-- Goal --
Find the string "Matched" and gather every line that holds it.

-- Provided data --
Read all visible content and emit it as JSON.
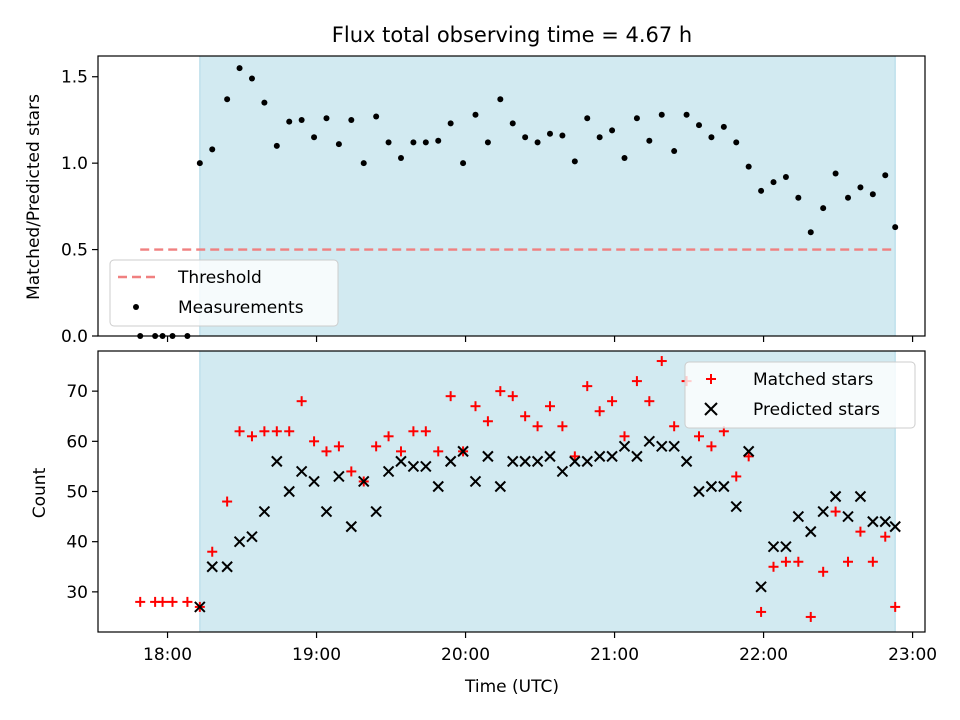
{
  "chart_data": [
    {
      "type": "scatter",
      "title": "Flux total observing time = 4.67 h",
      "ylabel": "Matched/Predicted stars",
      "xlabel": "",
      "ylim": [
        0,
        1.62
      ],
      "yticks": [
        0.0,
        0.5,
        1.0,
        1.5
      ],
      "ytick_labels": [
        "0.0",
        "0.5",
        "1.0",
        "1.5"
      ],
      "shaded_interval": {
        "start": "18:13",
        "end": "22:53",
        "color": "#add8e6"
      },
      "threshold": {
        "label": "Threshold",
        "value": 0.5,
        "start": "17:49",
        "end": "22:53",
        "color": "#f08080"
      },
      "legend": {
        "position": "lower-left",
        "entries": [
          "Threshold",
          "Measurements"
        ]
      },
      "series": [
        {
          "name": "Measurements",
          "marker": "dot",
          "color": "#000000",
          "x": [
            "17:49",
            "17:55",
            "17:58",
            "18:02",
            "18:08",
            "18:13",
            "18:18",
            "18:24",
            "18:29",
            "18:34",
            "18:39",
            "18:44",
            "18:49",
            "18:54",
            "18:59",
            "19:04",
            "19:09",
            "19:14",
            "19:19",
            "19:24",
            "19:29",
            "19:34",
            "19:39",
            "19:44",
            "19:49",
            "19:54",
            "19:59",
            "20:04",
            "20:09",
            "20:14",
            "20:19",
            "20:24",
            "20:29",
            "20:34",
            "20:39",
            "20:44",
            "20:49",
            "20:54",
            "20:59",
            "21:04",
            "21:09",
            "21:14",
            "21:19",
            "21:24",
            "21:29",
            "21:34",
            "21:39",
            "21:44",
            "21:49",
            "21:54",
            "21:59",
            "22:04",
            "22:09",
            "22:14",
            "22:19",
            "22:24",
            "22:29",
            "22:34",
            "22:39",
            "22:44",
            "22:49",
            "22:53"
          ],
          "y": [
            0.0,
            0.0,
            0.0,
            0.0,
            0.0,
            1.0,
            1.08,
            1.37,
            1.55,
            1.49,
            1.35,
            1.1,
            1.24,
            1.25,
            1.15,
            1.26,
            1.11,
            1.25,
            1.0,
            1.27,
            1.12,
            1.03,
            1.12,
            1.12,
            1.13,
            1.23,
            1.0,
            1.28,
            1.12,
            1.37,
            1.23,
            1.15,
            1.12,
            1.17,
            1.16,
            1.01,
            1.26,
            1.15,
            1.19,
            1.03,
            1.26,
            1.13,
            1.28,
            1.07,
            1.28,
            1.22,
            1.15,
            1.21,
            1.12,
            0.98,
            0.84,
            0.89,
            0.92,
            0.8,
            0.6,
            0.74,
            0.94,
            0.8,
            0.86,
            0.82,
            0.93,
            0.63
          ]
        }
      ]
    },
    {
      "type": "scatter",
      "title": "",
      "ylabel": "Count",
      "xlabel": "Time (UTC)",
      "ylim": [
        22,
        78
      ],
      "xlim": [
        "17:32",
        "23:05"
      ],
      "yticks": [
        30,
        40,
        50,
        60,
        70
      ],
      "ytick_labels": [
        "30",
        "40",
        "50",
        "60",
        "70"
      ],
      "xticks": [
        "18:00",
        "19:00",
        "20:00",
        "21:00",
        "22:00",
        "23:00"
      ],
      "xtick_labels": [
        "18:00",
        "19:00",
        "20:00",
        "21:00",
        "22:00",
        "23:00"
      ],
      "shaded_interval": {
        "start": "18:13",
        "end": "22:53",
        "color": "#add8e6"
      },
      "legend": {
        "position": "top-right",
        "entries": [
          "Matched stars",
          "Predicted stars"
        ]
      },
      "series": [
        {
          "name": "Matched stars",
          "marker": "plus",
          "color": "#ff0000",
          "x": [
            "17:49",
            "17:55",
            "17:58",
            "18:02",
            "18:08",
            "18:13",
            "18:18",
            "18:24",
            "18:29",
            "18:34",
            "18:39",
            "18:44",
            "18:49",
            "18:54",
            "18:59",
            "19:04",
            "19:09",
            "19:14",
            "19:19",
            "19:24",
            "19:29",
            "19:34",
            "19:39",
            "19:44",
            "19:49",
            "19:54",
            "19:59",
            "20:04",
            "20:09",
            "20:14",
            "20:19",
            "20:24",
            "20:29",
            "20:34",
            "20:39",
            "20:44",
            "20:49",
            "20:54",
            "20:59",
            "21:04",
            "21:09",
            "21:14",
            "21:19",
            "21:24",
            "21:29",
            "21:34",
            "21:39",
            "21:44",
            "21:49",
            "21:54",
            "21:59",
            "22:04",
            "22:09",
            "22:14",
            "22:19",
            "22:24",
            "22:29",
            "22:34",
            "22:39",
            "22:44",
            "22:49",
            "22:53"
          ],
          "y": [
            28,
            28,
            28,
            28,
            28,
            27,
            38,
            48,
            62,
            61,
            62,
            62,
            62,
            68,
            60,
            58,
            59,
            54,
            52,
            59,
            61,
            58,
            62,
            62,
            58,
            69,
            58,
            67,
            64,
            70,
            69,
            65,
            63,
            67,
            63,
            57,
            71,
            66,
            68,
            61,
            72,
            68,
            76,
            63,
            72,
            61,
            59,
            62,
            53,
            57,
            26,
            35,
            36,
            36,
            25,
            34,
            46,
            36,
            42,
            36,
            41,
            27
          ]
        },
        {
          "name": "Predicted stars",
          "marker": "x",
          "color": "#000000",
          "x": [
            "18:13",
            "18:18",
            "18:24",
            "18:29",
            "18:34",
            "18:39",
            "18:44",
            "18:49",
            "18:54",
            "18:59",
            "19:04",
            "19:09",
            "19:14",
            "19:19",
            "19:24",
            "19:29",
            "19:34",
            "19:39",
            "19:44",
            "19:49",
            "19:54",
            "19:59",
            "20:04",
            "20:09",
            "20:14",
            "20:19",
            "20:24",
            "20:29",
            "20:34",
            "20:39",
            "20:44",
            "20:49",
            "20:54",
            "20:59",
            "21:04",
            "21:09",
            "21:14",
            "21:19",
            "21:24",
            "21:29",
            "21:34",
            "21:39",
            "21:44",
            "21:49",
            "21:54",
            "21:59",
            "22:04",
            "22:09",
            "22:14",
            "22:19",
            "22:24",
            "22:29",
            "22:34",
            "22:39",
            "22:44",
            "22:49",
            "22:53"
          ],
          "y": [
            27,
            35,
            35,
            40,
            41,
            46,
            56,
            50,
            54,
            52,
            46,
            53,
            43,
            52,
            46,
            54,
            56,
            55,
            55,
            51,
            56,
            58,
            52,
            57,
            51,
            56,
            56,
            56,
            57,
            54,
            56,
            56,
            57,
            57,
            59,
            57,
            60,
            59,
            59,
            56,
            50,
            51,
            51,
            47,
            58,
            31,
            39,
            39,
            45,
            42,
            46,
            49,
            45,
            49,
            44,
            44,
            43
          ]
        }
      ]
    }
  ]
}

-- Task answer --
      "ylabel": "Matched/Predicted stars",
          "Matched stars",
          "name": "Matched stars",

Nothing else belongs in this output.